Exercise requirements:
In your copy, reproduce the entries exactly as they are, minus the images.

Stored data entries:

* Start *

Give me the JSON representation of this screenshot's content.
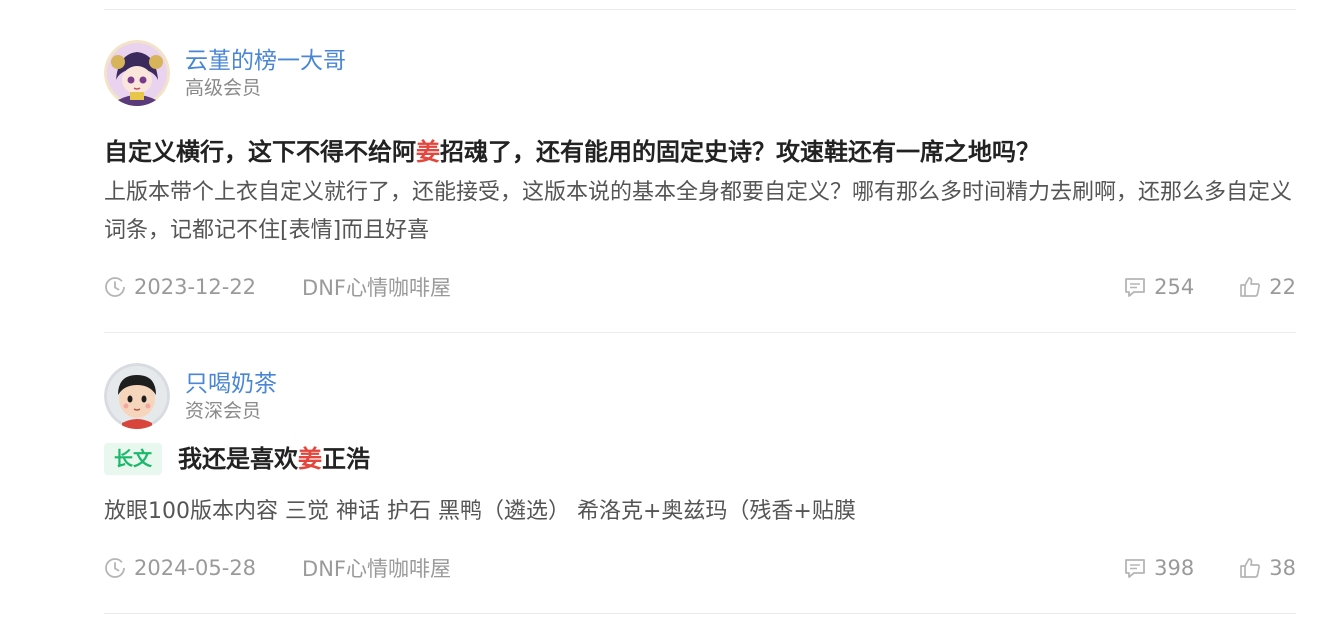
{
  "posts": [
    {
      "author": {
        "name": "云堇的榜一大哥",
        "level": "高级会员"
      },
      "badge": "",
      "title": {
        "before": "自定义横行，这下不得不给阿",
        "highlight": "姜",
        "after": "招魂了，还有能用的固定史诗？攻速鞋还有一席之地吗？"
      },
      "body": "上版本带个上衣自定义就行了，还能接受，这版本说的基本全身都要自定义？哪有那么多时间精力去刷啊，还那么多自定义词条，记都记不住[表情]而且好喜",
      "date": "2023-12-22",
      "source": "DNF心情咖啡屋",
      "comments": "254",
      "likes": "22"
    },
    {
      "author": {
        "name": "只喝奶茶",
        "level": "资深会员"
      },
      "badge": "长文",
      "title": {
        "before": "我还是喜欢",
        "highlight": "姜",
        "after": "正浩"
      },
      "body": "放眼100版本内容 三觉 神话 护石 黑鸭（遴选） 希洛克+奥兹玛（残香+贴膜",
      "date": "2024-05-28",
      "source": "DNF心情咖啡屋",
      "comments": "398",
      "likes": "38"
    }
  ],
  "colors": {
    "author": "#4a86d6",
    "highlight": "#e3463c",
    "badge_text": "#19b86b",
    "badge_bg": "#e8f8ef",
    "meta": "#9a9a9a"
  },
  "icons": {
    "clock": "clock-icon",
    "comment": "comment-icon",
    "like": "thumbs-up-icon"
  }
}
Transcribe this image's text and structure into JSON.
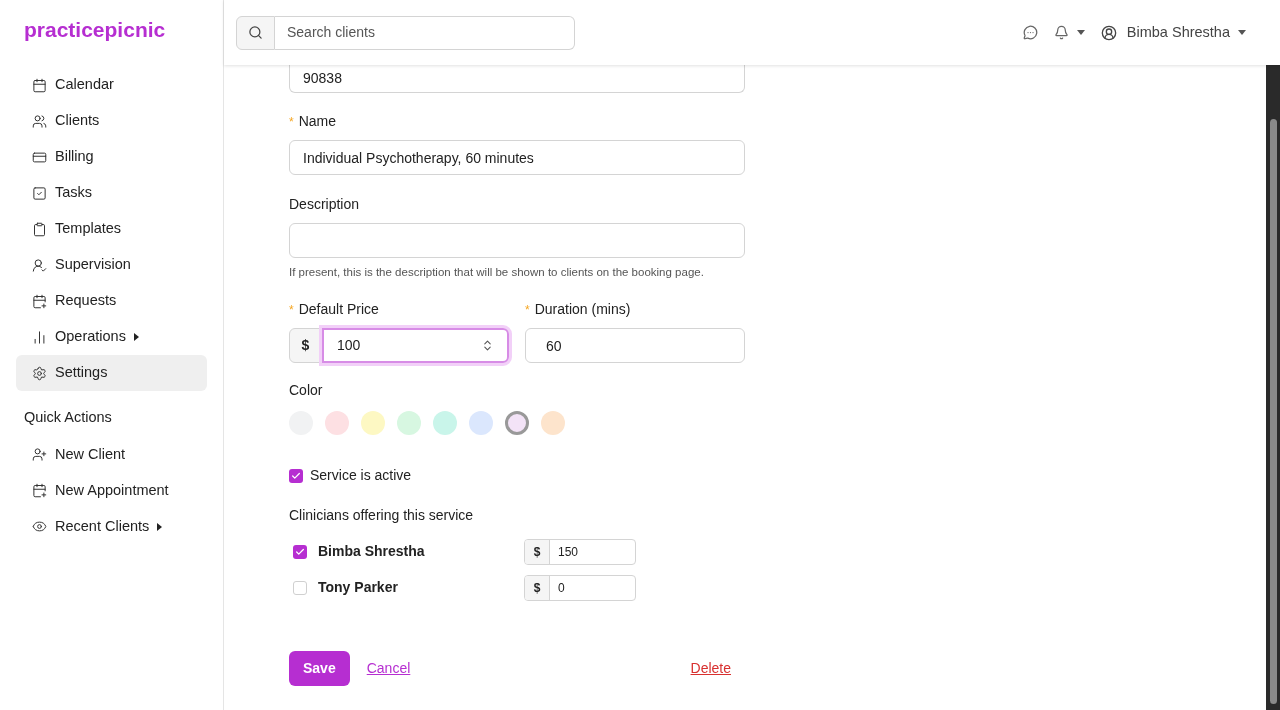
{
  "brand": "practicepicnic",
  "sidebar": {
    "items": [
      {
        "label": "Calendar",
        "selected": false
      },
      {
        "label": "Clients",
        "selected": false
      },
      {
        "label": "Billing",
        "selected": false
      },
      {
        "label": "Tasks",
        "selected": false
      },
      {
        "label": "Templates",
        "selected": false
      },
      {
        "label": "Supervision",
        "selected": false
      },
      {
        "label": "Requests",
        "selected": false
      },
      {
        "label": "Operations",
        "selected": false,
        "submenu": true
      },
      {
        "label": "Settings",
        "selected": true
      }
    ],
    "quick_actions_title": "Quick Actions",
    "quick_actions": [
      {
        "label": "New Client"
      },
      {
        "label": "New Appointment"
      },
      {
        "label": "Recent Clients",
        "submenu": true
      }
    ]
  },
  "header": {
    "search": {
      "placeholder": "Search clients"
    },
    "user": "Bimba Shrestha"
  },
  "form": {
    "code": {
      "value": "90838"
    },
    "name": {
      "label": "Name",
      "marker": "*",
      "value": "Individual Psychotherapy, 60 minutes"
    },
    "description": {
      "label": "Description",
      "help": "If present, this is the description that will be shown to clients on the booking page."
    },
    "price": {
      "label": "Default Price",
      "marker": "*",
      "prefix": "$",
      "value": "100",
      "focused": true
    },
    "duration": {
      "label": "Duration (mins)",
      "marker": "*",
      "value": "60"
    },
    "color": {
      "label": "Color",
      "options": [
        {
          "color": "#f1f2f3",
          "selected": false
        },
        {
          "color": "#fde0e3",
          "selected": false
        },
        {
          "color": "#fdf8c3",
          "selected": false
        },
        {
          "color": "#d7f7e1",
          "selected": false
        },
        {
          "color": "#c9f5ea",
          "selected": false
        },
        {
          "color": "#dbe7fd",
          "selected": false
        },
        {
          "color": "#f3e3f7",
          "selected": true
        },
        {
          "color": "#fde4cc",
          "selected": false
        }
      ]
    },
    "active": {
      "label": "Service is active",
      "checked": true
    },
    "clinicians_title": "Clinicians offering this service",
    "clinicians": [
      {
        "name": "Bimba Shrestha",
        "checked": true,
        "prefix": "$",
        "price": "150"
      },
      {
        "name": "Tony Parker",
        "checked": false,
        "prefix": "$",
        "price": "0"
      }
    ],
    "buttons": {
      "save": "Save",
      "cancel": "Cancel",
      "delete": "Delete"
    }
  }
}
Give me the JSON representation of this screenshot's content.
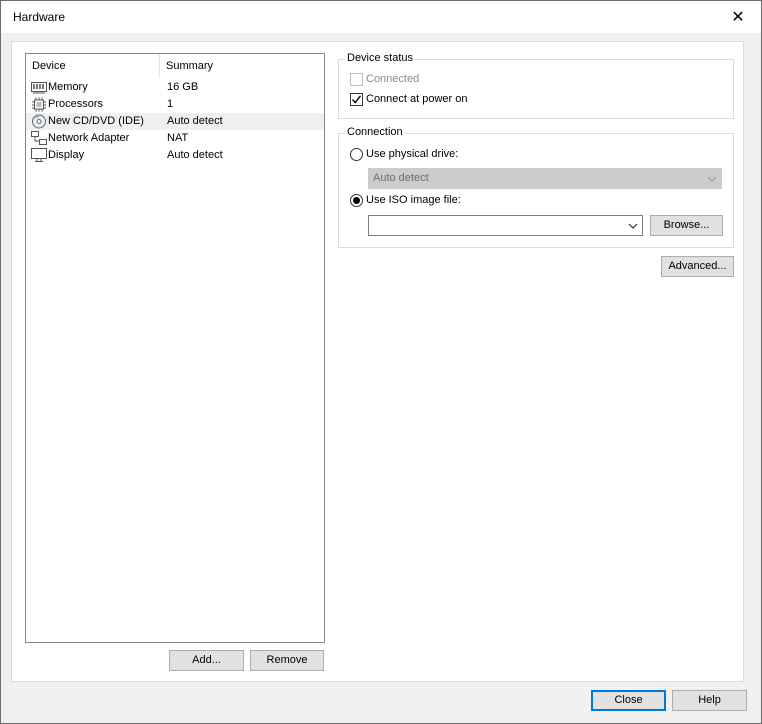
{
  "window": {
    "title": "Hardware",
    "close_glyph": "✕"
  },
  "device_list": {
    "columns": {
      "device": "Device",
      "summary": "Summary"
    },
    "rows": [
      {
        "icon": "memory-icon",
        "name": "Memory",
        "summary": "16 GB",
        "selected": false
      },
      {
        "icon": "processor-icon",
        "name": "Processors",
        "summary": "1",
        "selected": false
      },
      {
        "icon": "cd-dvd-icon",
        "name": "New CD/DVD (IDE)",
        "summary": "Auto detect",
        "selected": true
      },
      {
        "icon": "network-adapter-icon",
        "name": "Network Adapter",
        "summary": "NAT",
        "selected": false
      },
      {
        "icon": "display-icon",
        "name": "Display",
        "summary": "Auto detect",
        "selected": false
      }
    ]
  },
  "list_buttons": {
    "add": "Add...",
    "remove": "Remove"
  },
  "device_status": {
    "label": "Device status",
    "connected": {
      "label": "Connected",
      "checked": false,
      "disabled": true
    },
    "connect_at_power_on": {
      "label": "Connect at power on",
      "checked": true
    }
  },
  "connection": {
    "label": "Connection",
    "physical_drive": {
      "label": "Use physical drive:",
      "selected": false,
      "combo_value": "Auto detect"
    },
    "iso_image": {
      "label": "Use ISO image file:",
      "selected": true,
      "combo_value": ""
    },
    "browse": "Browse..."
  },
  "advanced": "Advanced...",
  "footer": {
    "close": "Close",
    "help": "Help"
  }
}
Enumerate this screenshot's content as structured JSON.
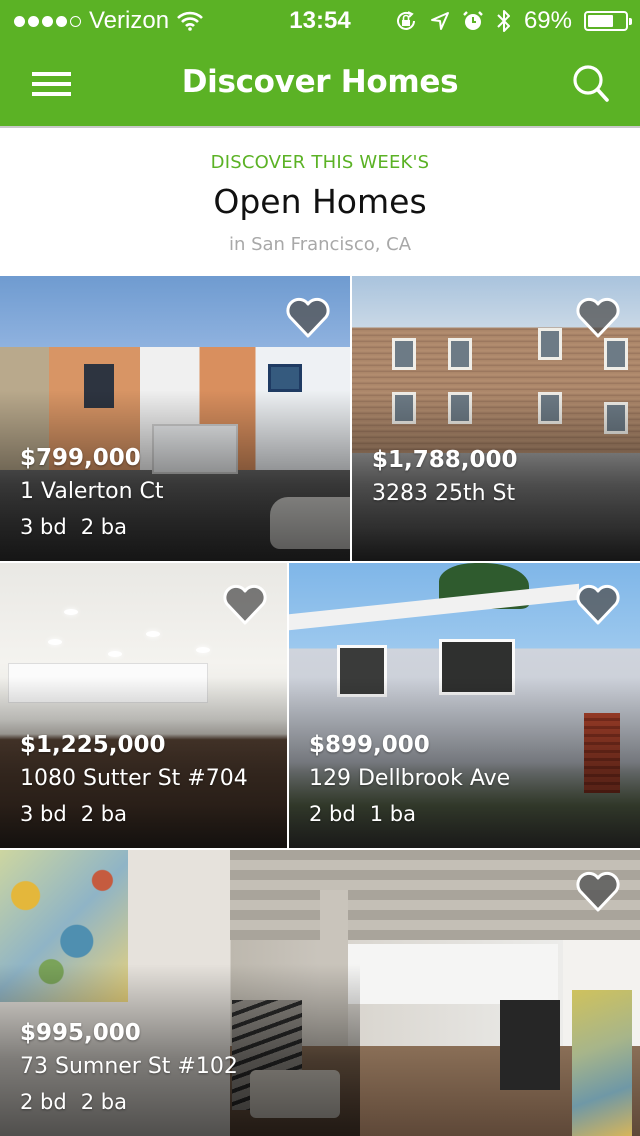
{
  "status_bar": {
    "signal_bars_filled": 4,
    "signal_bars_total": 5,
    "carrier": "Verizon",
    "time": "13:54",
    "icons": [
      "wifi-icon",
      "rotation-lock-icon",
      "location-arrow-icon",
      "alarm-clock-icon",
      "bluetooth-icon"
    ],
    "battery_percent_label": "69%",
    "battery_level": 0.69
  },
  "nav": {
    "title": "Discover Homes",
    "menu_icon": "hamburger-menu-icon",
    "search_icon": "search-icon"
  },
  "hero": {
    "eyebrow": "DISCOVER THIS WEEK'S",
    "headline": "Open Homes",
    "location": "in San Francisco, CA"
  },
  "colors": {
    "brand_green": "#5bb225",
    "text_dark": "#111111",
    "text_muted": "#a8a8a8",
    "white": "#ffffff"
  },
  "listings": [
    {
      "price": "$799,000",
      "address": "1 Valerton Ct",
      "beds": "3 bd",
      "baths": "2 ba",
      "favorite_icon": "heart-icon",
      "favorited": false
    },
    {
      "price": "$1,788,000",
      "address": "3283 25th St",
      "beds": null,
      "baths": null,
      "favorite_icon": "heart-icon",
      "favorited": false
    },
    {
      "price": "$1,225,000",
      "address": "1080 Sutter St #704",
      "beds": "3 bd",
      "baths": "2 ba",
      "favorite_icon": "heart-icon",
      "favorited": false
    },
    {
      "price": "$899,000",
      "address": "129 Dellbrook Ave",
      "beds": "2 bd",
      "baths": "1 ba",
      "favorite_icon": "heart-icon",
      "favorited": false
    },
    {
      "price": "$995,000",
      "address": "73 Sumner St #102",
      "beds": "2 bd",
      "baths": "2 ba",
      "favorite_icon": "heart-icon",
      "favorited": false
    }
  ]
}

* End *

Output of the exercise:
Give me the JSON representation of this screenshot's content.
{
  "posts": [
    {
      "author": {
        "name": "云堇的榜一大哥",
        "level": "高级会员"
      },
      "badge": "",
      "title": {
        "before": "自定义横行，这下不得不给阿",
        "highlight": "姜",
        "after": "招魂了，还有能用的固定史诗？攻速鞋还有一席之地吗？"
      },
      "body": "上版本带个上衣自定义就行了，还能接受，这版本说的基本全身都要自定义？哪有那么多时间精力去刷啊，还那么多自定义词条，记都记不住[表情]而且好喜",
      "date": "2023-12-22",
      "source": "DNF心情咖啡屋",
      "comments": "254",
      "likes": "22"
    },
    {
      "author": {
        "name": "只喝奶茶",
        "level": "资深会员"
      },
      "badge": "长文",
      "title": {
        "before": "我还是喜欢",
        "highlight": "姜",
        "after": "正浩"
      },
      "body": "放眼100版本内容 三觉 神话 护石 黑鸭（遴选） 希洛克+奥兹玛（残香+贴膜",
      "date": "2024-05-28",
      "source": "DNF心情咖啡屋",
      "comments": "398",
      "likes": "38"
    }
  ],
  "colors": {
    "author": "#4a86d6",
    "highlight": "#e3463c",
    "badge_text": "#19b86b",
    "badge_bg": "#e8f8ef",
    "meta": "#9a9a9a"
  },
  "icons": {
    "clock": "clock-icon",
    "comment": "comment-icon",
    "like": "thumbs-up-icon"
  }
}
Transcribe this image's text and structure into JSON.
{
  "brand": "practicepicnic",
  "sidebar": {
    "items": [
      {
        "label": "Calendar",
        "selected": false
      },
      {
        "label": "Clients",
        "selected": false
      },
      {
        "label": "Billing",
        "selected": false
      },
      {
        "label": "Tasks",
        "selected": false
      },
      {
        "label": "Templates",
        "selected": false
      },
      {
        "label": "Supervision",
        "selected": false
      },
      {
        "label": "Requests",
        "selected": false
      },
      {
        "label": "Operations",
        "selected": false,
        "submenu": true
      },
      {
        "label": "Settings",
        "selected": true
      }
    ],
    "quick_actions_title": "Quick Actions",
    "quick_actions": [
      {
        "label": "New Client"
      },
      {
        "label": "New Appointment"
      },
      {
        "label": "Recent Clients",
        "submenu": true
      }
    ]
  },
  "header": {
    "search": {
      "placeholder": "Search clients"
    },
    "user": "Bimba Shrestha"
  },
  "form": {
    "code": {
      "value": "90838"
    },
    "name": {
      "label": "Name",
      "marker": "*",
      "value": "Individual Psychotherapy, 60 minutes"
    },
    "description": {
      "label": "Description",
      "help": "If present, this is the description that will be shown to clients on the booking page."
    },
    "price": {
      "label": "Default Price",
      "marker": "*",
      "prefix": "$",
      "value": "100",
      "focused": true
    },
    "duration": {
      "label": "Duration (mins)",
      "marker": "*",
      "value": "60"
    },
    "color": {
      "label": "Color",
      "options": [
        {
          "color": "#f1f2f3",
          "selected": false
        },
        {
          "color": "#fde0e3",
          "selected": false
        },
        {
          "color": "#fdf8c3",
          "selected": false
        },
        {
          "color": "#d7f7e1",
          "selected": false
        },
        {
          "color": "#c9f5ea",
          "selected": false
        },
        {
          "color": "#dbe7fd",
          "selected": false
        },
        {
          "color": "#f3e3f7",
          "selected": true
        },
        {
          "color": "#fde4cc",
          "selected": false
        }
      ]
    },
    "active": {
      "label": "Service is active",
      "checked": true
    },
    "clinicians_title": "Clinicians offering this service",
    "clinicians": [
      {
        "name": "Bimba Shrestha",
        "checked": true,
        "prefix": "$",
        "price": "150"
      },
      {
        "name": "Tony Parker",
        "checked": false,
        "prefix": "$",
        "price": "0"
      }
    ],
    "buttons": {
      "save": "Save",
      "cancel": "Cancel",
      "delete": "Delete"
    }
  }
}
Give me the JSON representation of this screenshot's content.
{
  "window": {
    "title": "Hardware",
    "close_glyph": "✕"
  },
  "device_list": {
    "columns": {
      "device": "Device",
      "summary": "Summary"
    },
    "rows": [
      {
        "icon": "memory-icon",
        "name": "Memory",
        "summary": "16 GB",
        "selected": false
      },
      {
        "icon": "processor-icon",
        "name": "Processors",
        "summary": "1",
        "selected": false
      },
      {
        "icon": "cd-dvd-icon",
        "name": "New CD/DVD (IDE)",
        "summary": "Auto detect",
        "selected": true
      },
      {
        "icon": "network-adapter-icon",
        "name": "Network Adapter",
        "summary": "NAT",
        "selected": false
      },
      {
        "icon": "display-icon",
        "name": "Display",
        "summary": "Auto detect",
        "selected": false
      }
    ]
  },
  "list_buttons": {
    "add": "Add...",
    "remove": "Remove"
  },
  "device_status": {
    "label": "Device status",
    "connected": {
      "label": "Connected",
      "checked": false,
      "disabled": true
    },
    "connect_at_power_on": {
      "label": "Connect at power on",
      "checked": true
    }
  },
  "connection": {
    "label": "Connection",
    "physical_drive": {
      "label": "Use physical drive:",
      "selected": false,
      "combo_value": "Auto detect"
    },
    "iso_image": {
      "label": "Use ISO image file:",
      "selected": true,
      "combo_value": ""
    },
    "browse": "Browse..."
  },
  "advanced": "Advanced...",
  "footer": {
    "close": "Close",
    "help": "Help"
  }
}
Enumerate this screenshot's content as structured JSON.
{
  "status_bar": {
    "signal_bars_filled": 4,
    "signal_bars_total": 5,
    "carrier": "Verizon",
    "time": "13:54",
    "icons": [
      "wifi-icon",
      "rotation-lock-icon",
      "location-arrow-icon",
      "alarm-clock-icon",
      "bluetooth-icon"
    ],
    "battery_percent_label": "69%",
    "battery_level": 0.69
  },
  "nav": {
    "title": "Discover Homes",
    "menu_icon": "hamburger-menu-icon",
    "search_icon": "search-icon"
  },
  "hero": {
    "eyebrow": "DISCOVER THIS WEEK'S",
    "headline": "Open Homes",
    "location": "in San Francisco, CA"
  },
  "colors": {
    "brand_green": "#5bb225",
    "text_dark": "#111111",
    "text_muted": "#a8a8a8",
    "white": "#ffffff"
  },
  "listings": [
    {
      "price": "$799,000",
      "address": "1 Valerton Ct",
      "beds": "3 bd",
      "baths": "2 ba",
      "favorite_icon": "heart-icon",
      "favorited": false
    },
    {
      "price": "$1,788,000",
      "address": "3283 25th St",
      "beds": null,
      "baths": null,
      "favorite_icon": "heart-icon",
      "favorited": false
    },
    {
      "price": "$1,225,000",
      "address": "1080 Sutter St #704",
      "beds": "3 bd",
      "baths": "2 ba",
      "favorite_icon": "heart-icon",
      "favorited": false
    },
    {
      "price": "$899,000",
      "address": "129 Dellbrook Ave",
      "beds": "2 bd",
      "baths": "1 ba",
      "favorite_icon": "heart-icon",
      "favorited": false
    },
    {
      "price": "$995,000",
      "address": "73 Sumner St #102",
      "beds": "2 bd",
      "baths": "2 ba",
      "favorite_icon": "heart-icon",
      "favorited": false
    }
  ]
}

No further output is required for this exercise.